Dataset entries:
⟨
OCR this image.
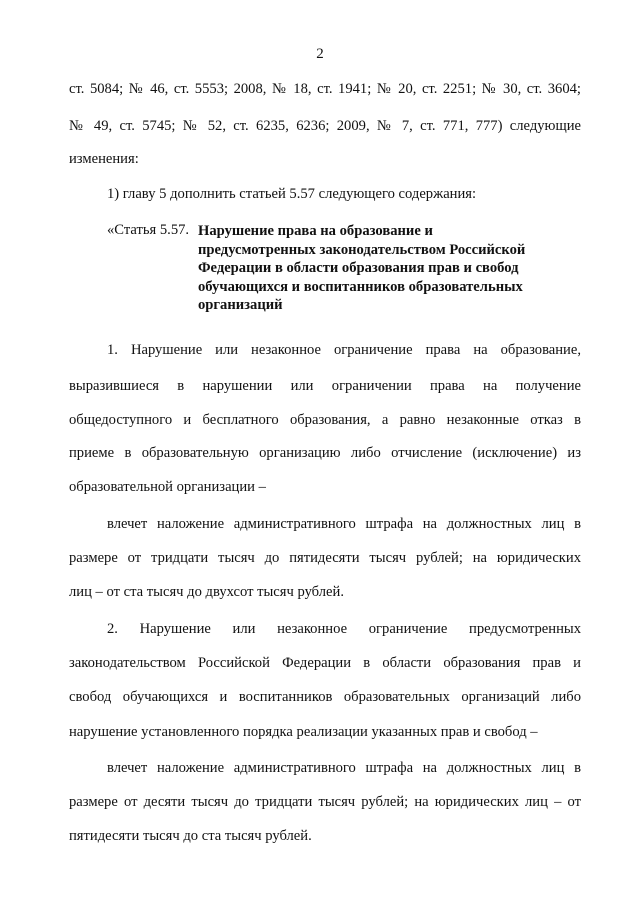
2
ст. 5084; № 46, ст. 5553; 2008, № 18, ст. 1941; № 20, ст. 2251; № 30, ст. 3604;
№ 49, ст. 5745; № 52, ст. 6235, 6236; 2009, № 7, ст. 771, 777) следующие
изменения:
1) главу 5 дополнить статьей 5.57 следующего содержания:
«Статья 5.57. Нарушение права на образование и
предусмотренных законодательством Российской
Федерации в области образования прав и свобод
обучающихся и воспитанников образовательных
организаций
1. Нарушение или незаконное ограничение права на образование,
выразившиеся в нарушении или ограничении права на получение
общедоступного и бесплатного образования, а равно незаконные отказ в
приеме в образовательную организацию либо отчисление (исключение) из
образовательной организации –
влечет наложение административного штрафа на должностных лиц в
размере от тридцати тысяч до пятидесяти тысяч рублей; на юридических
лиц – от ста тысяч до двухсот тысяч рублей.
2. Нарушение или незаконное ограничение предусмотренных
законодательством Российской Федерации в области образования прав и
свобод обучающихся и воспитанников образовательных организаций либо
нарушение установленного порядка реализации указанных прав и свобод –
влечет наложение административного штрафа на должностных лиц в
размере от десяти тысяч до тридцати тысяч рублей; на юридических лиц – от
пятидесяти тысяч до ста тысяч рублей.
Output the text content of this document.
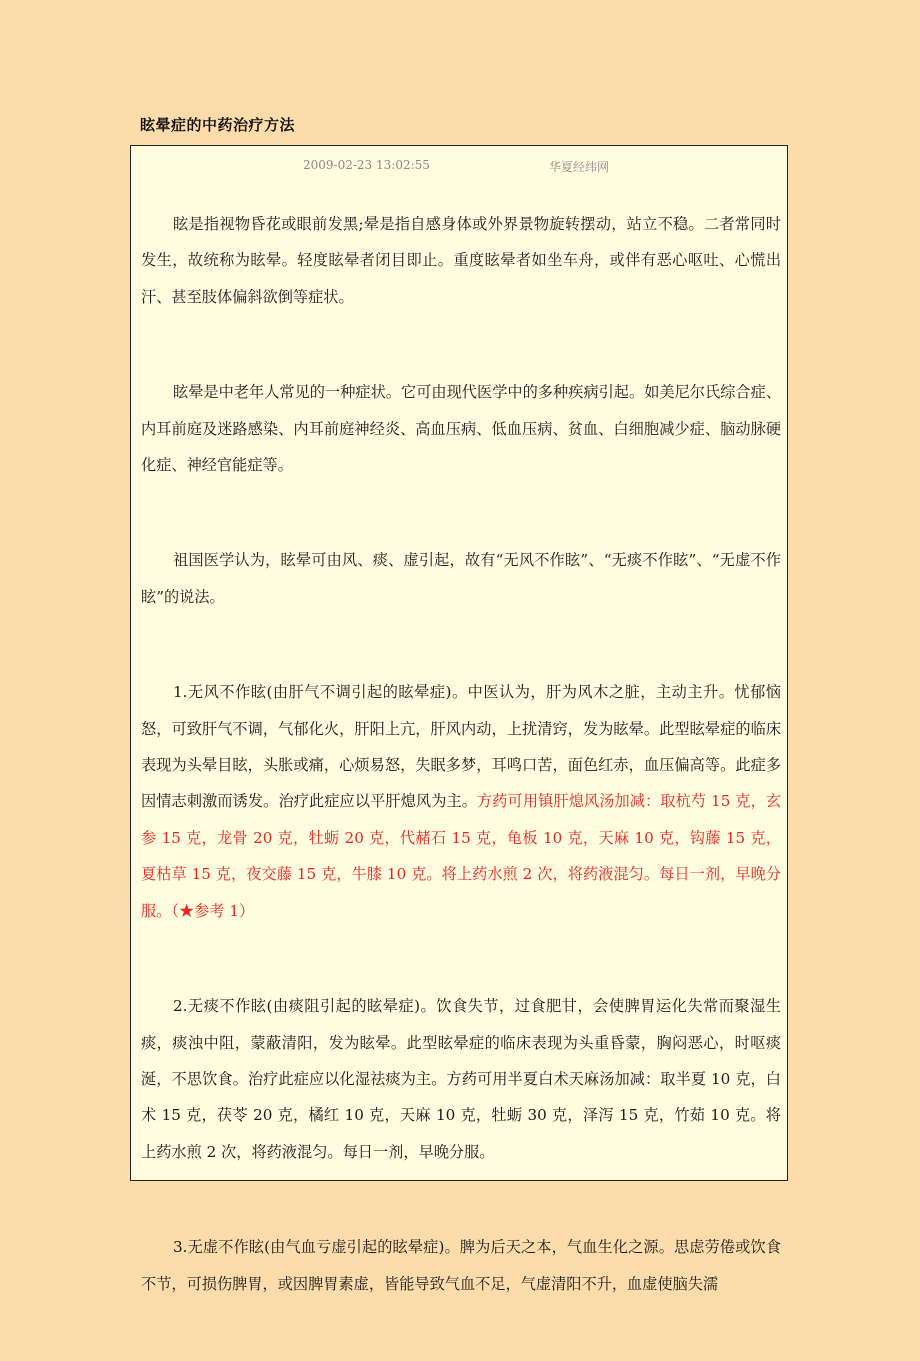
眩晕症的中药治疗方法
2009-02-23 13:02:55	华夏经纬网

眩是指视物昏花或眼前发黑;晕是指自感身体或外界景物旋转摆动，站立不稳。二者常同时发生，故统称为眩晕。轻度眩晕者闭目即止。重度眩晕者如坐车舟，或伴有恶心呕吐、心慌出汗、甚至肢体偏斜欲倒等症状。

眩晕是中老年人常见的一种症状。它可由现代医学中的多种疾病引起。如美尼尔氏综合症、内耳前庭及迷路感染、内耳前庭神经炎、高血压病、低血压病、贫血、白细胞减少症、脑动脉硬化症、神经官能症等。

祖国医学认为，眩晕可由风、痰、虚引起，故有“无风不作眩”、“无痰不作眩”、“无虚不作眩”的说法。

1.无风不作眩(由肝气不调引起的眩晕症)。中医认为，肝为风木之脏，主动主升。忧郁恼怒，可致肝气不调，气郁化火，肝阳上亢，肝风内动，上扰清窍，发为眩晕。此型眩晕症的临床表现为头晕目眩，头胀或痛，心烦易怒，失眠多梦，耳鸣口苦，面色红赤，血压偏高等。此症多因情志刺激而诱发。治疗此症应以平肝熄风为主。方药可用镇肝熄风汤加减：取杭芍 15 克，玄参 15 克，龙骨 20 克，牡蛎 20 克，代赭石 15 克，龟板 10 克，天麻 10 克，钩藤 15 克，夏枯草 15 克，夜交藤 15 克，牛膝 10 克。将上药水煎 2 次，将药液混匀。每日一剂，早晚分服。（★参考 1）

2.无痰不作眩(由痰阻引起的眩晕症)。饮食失节，过食肥甘，会使脾胃运化失常而聚湿生痰，痰浊中阻，蒙蔽清阳，发为眩晕。此型眩晕症的临床表现为头重昏蒙，胸闷恶心，时呕痰涎，不思饮食。治疗此症应以化湿祛痰为主。方药可用半夏白术天麻汤加减：取半夏 10 克，白术 15 克，茯苓 20 克，橘红 10 克，天麻 10 克，牡蛎 30 克，泽泻 15 克，竹茹 10 克。将上药水煎 2 次，将药液混匀。每日一剂，早晚分服。

3.无虚不作眩(由气血亏虚引起的眩晕症)。脾为后天之本，气血生化之源。思虑劳倦或饮食不节，可损伤脾胃，或因脾胃素虚，皆能导致气血不足，气虚清阳不升，血虚使脑失濡
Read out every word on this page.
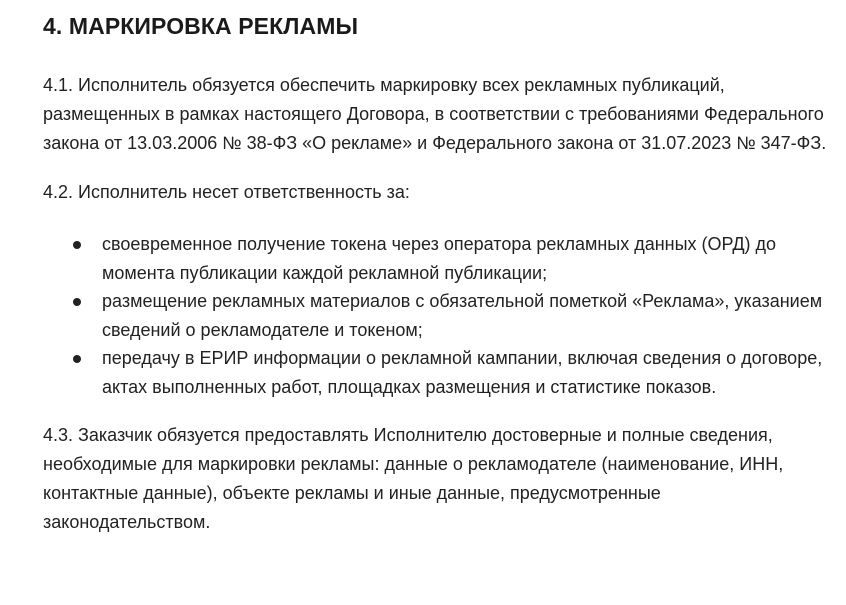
4. МАРКИРОВКА РЕКЛАМЫ

4.1. Исполнитель обязуется обеспечить маркировку всех рекламных публикаций, размещенных в рамках настоящего Договора, в соответствии с требованиями Федерального закона от 13.03.2006 № 38-ФЗ «О рекламе» и Федерального закона от 31.07.2023 № 347-ФЗ.

4.2. Исполнитель несет ответственность за:

своевременное получение токена через оператора рекламных данных (ОРД) до момента публикации каждой рекламной публикации;
размещение рекламных материалов с обязательной пометкой «Реклама», указанием сведений о рекламодателе и токеном;
передачу в ЕРИР информации о рекламной кампании, включая сведения о договоре, актах выполненных работ, площадках размещения и статистике показов.

4.3. Заказчик обязуется предоставлять Исполнителю достоверные и полные сведения, необходимые для маркировки рекламы: данные о рекламодателе (наименование, ИНН, контактные данные), объекте рекламы и иные данные, предусмотренные законодательством.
⟩
→ PROBLEM TO SOLVE
Find each line with the string "обязуется" and copy it out.

→ ANSWER FOR THIS EXERCISE
4.1. Исполнитель обязуется обеспечить маркировку всех рекламных публикаций, размещенных в рамках настоящего Договора, в соответствии с требованиями Федерального закона от 13.03.2006 № 38-ФЗ «О рекламе» и Федерального закона от 31.07.2023 № 347-ФЗ.
4.3. Заказчик обязуется предоставлять Исполнителю достоверные и полные сведения, необходимые для маркировки рекламы: данные о рекламодателе (наименование, ИНН, контактные данные), объекте рекламы и иные данные, предусмотренные законодательством.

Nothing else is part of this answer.